• [SUPPLIED INFORMATION]

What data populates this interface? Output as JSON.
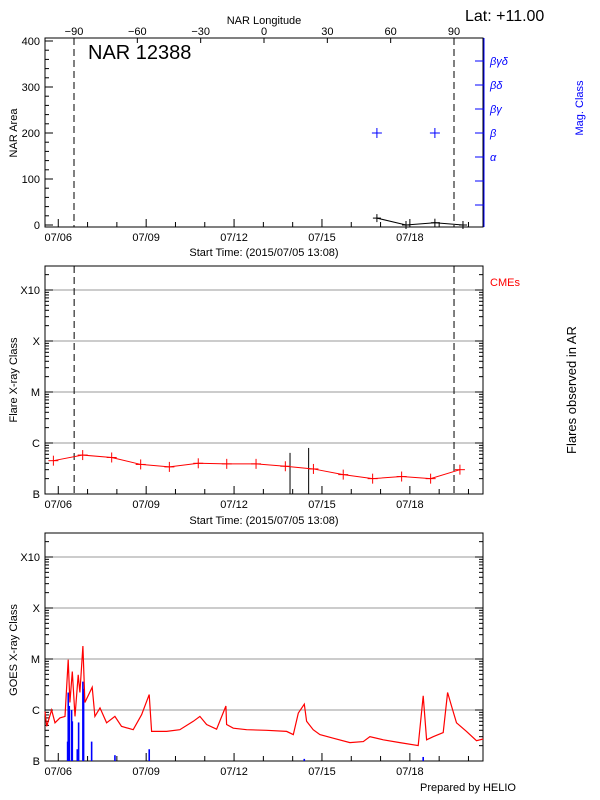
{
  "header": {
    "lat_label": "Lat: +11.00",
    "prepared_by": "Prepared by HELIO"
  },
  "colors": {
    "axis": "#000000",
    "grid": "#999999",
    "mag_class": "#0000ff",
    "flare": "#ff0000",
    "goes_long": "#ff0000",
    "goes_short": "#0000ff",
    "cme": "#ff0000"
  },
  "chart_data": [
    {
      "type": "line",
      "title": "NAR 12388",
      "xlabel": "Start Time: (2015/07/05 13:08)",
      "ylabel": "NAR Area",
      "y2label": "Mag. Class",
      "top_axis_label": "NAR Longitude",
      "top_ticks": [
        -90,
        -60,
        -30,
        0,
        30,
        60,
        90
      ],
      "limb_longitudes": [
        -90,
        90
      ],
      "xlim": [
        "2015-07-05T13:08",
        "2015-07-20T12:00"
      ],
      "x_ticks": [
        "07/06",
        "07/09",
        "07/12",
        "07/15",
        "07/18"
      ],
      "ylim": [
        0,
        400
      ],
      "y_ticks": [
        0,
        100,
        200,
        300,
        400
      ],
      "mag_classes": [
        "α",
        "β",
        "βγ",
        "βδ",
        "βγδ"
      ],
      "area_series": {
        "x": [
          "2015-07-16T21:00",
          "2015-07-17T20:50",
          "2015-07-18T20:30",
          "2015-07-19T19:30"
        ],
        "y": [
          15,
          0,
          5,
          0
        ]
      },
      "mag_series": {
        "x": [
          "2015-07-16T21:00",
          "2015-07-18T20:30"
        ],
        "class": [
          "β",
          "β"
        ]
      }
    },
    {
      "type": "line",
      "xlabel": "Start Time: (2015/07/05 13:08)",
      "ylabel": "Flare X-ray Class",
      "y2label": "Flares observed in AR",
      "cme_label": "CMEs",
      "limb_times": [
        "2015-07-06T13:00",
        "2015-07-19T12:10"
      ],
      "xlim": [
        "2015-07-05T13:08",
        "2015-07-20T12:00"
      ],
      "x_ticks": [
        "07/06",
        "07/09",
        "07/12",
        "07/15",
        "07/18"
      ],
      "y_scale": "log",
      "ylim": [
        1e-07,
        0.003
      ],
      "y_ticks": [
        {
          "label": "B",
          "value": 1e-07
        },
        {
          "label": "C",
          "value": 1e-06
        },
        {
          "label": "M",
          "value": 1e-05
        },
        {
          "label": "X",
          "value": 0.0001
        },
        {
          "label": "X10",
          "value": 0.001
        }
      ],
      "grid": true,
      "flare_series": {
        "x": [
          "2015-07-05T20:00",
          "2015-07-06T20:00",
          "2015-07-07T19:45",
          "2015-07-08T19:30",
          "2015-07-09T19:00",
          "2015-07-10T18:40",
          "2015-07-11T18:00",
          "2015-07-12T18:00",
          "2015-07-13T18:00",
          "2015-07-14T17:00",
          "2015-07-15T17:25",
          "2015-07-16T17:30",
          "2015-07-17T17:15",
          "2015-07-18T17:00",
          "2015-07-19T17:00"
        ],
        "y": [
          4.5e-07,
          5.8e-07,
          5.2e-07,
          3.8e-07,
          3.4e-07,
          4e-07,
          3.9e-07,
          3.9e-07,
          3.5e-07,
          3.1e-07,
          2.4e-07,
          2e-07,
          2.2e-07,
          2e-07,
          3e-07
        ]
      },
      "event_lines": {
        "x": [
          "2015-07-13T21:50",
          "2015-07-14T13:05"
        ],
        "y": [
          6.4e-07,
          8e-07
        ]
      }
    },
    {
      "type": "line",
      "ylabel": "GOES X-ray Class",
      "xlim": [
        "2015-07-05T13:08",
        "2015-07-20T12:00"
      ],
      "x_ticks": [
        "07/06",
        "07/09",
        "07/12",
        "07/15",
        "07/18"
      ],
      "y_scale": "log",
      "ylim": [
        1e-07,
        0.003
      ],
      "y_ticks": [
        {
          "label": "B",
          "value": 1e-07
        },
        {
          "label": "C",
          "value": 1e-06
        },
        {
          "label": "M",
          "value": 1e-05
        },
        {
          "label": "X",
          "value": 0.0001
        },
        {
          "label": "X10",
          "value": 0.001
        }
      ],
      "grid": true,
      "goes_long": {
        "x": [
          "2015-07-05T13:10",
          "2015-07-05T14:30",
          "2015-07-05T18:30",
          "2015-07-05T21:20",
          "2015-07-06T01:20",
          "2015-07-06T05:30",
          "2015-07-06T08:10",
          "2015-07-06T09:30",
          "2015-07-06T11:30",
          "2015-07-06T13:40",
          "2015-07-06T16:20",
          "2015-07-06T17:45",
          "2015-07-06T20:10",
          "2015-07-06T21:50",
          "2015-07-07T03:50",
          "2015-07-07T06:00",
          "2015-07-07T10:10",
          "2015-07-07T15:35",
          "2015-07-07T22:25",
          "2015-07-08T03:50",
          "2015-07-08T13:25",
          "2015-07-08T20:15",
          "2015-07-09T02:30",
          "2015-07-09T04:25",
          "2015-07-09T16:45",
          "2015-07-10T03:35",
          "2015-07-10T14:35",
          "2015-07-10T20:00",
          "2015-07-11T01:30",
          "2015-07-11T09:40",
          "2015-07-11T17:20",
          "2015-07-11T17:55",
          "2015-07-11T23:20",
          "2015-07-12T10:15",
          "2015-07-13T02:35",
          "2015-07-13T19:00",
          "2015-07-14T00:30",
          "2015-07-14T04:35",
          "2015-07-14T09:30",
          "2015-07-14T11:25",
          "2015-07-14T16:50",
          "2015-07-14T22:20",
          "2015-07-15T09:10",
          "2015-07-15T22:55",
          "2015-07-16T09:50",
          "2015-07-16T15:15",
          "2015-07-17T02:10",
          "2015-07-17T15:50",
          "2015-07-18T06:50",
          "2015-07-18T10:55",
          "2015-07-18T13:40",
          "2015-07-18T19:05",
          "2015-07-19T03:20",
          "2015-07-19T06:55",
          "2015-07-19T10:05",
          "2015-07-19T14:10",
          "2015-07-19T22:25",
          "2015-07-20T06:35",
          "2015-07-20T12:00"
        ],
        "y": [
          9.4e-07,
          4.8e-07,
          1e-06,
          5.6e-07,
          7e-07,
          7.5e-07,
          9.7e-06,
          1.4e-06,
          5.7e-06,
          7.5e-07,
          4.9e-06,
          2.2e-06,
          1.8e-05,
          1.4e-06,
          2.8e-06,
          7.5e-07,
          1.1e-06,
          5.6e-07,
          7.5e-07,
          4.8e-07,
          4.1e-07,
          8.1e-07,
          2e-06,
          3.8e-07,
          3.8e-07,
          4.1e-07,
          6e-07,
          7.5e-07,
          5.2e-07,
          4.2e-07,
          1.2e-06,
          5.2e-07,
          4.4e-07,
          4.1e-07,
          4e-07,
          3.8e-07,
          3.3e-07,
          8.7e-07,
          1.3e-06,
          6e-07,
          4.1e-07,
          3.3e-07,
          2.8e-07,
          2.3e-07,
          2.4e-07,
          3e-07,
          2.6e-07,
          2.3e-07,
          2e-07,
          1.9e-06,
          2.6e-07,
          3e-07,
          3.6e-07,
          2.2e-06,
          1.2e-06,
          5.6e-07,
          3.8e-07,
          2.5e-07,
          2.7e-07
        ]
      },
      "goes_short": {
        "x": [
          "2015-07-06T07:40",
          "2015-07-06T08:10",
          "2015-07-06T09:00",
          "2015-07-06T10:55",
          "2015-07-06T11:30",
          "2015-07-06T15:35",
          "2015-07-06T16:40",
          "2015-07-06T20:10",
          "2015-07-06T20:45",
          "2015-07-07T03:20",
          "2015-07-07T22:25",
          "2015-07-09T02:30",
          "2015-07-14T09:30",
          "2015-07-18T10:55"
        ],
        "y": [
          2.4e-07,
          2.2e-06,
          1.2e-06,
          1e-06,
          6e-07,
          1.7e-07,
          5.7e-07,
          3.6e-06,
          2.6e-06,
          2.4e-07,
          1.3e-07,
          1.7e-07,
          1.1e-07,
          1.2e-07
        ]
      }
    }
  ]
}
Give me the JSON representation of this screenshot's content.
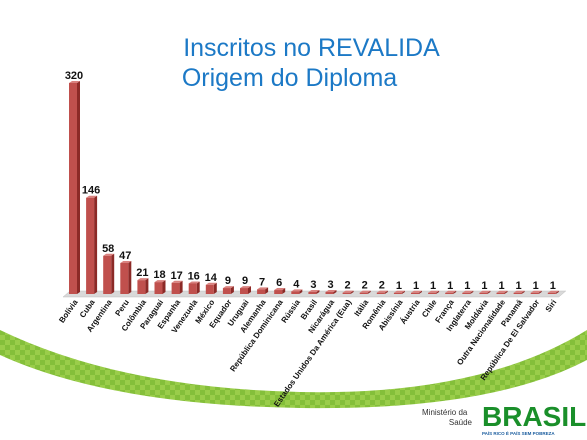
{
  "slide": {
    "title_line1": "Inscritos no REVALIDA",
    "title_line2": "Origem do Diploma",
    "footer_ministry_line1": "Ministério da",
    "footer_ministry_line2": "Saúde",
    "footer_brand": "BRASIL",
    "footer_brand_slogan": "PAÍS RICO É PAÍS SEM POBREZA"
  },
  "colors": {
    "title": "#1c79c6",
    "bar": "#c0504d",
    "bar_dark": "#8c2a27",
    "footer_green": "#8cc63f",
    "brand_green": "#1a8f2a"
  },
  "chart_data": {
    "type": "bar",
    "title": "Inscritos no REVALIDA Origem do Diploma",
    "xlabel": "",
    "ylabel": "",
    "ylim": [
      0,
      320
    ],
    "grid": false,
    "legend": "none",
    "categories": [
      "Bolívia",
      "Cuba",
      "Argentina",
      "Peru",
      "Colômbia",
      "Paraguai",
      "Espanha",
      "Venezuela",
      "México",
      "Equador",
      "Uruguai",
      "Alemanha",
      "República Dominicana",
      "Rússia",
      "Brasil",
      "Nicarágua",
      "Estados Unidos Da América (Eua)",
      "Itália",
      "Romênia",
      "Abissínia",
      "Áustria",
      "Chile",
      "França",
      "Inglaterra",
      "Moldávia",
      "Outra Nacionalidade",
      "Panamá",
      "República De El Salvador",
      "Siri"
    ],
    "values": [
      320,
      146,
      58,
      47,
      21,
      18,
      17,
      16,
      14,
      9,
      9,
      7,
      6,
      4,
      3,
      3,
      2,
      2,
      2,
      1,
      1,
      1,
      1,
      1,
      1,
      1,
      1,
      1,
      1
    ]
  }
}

* * *

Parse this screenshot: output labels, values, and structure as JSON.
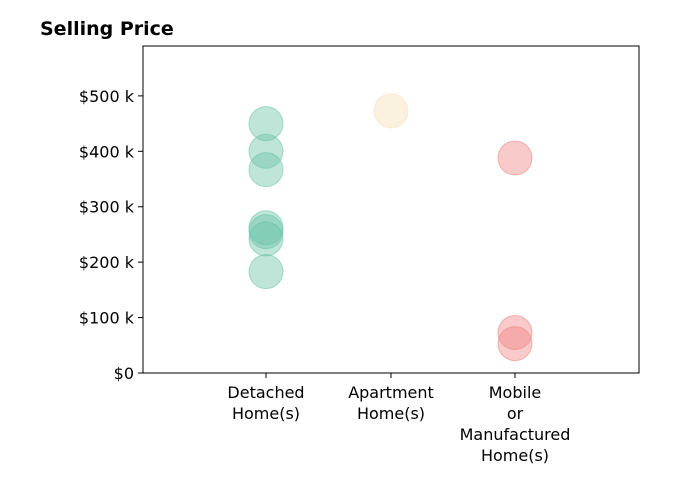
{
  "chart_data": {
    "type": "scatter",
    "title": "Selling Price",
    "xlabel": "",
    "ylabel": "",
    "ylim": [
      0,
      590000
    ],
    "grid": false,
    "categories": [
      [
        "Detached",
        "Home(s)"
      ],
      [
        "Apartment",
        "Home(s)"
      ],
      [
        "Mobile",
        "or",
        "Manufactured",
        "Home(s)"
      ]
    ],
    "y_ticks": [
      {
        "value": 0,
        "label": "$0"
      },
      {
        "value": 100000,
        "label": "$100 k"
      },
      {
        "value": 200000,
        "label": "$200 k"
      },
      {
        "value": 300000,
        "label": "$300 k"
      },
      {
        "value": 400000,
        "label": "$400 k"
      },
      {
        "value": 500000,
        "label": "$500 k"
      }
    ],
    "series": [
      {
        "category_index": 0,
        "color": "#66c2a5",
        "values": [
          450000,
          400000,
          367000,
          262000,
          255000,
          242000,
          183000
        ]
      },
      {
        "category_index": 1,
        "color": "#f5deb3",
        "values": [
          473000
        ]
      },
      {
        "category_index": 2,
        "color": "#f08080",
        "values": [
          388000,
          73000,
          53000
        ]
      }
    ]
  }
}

• [YOUR GOAL] Search the lines above for the string "JSON" and copy each line that has it.

• [RESULT OF THIS EXERCISE]
What data populates this interface? Output as JSON.
Give me the JSON representation of this screenshot's content.
Parse this screenshot: output labels, values, and structure as JSON.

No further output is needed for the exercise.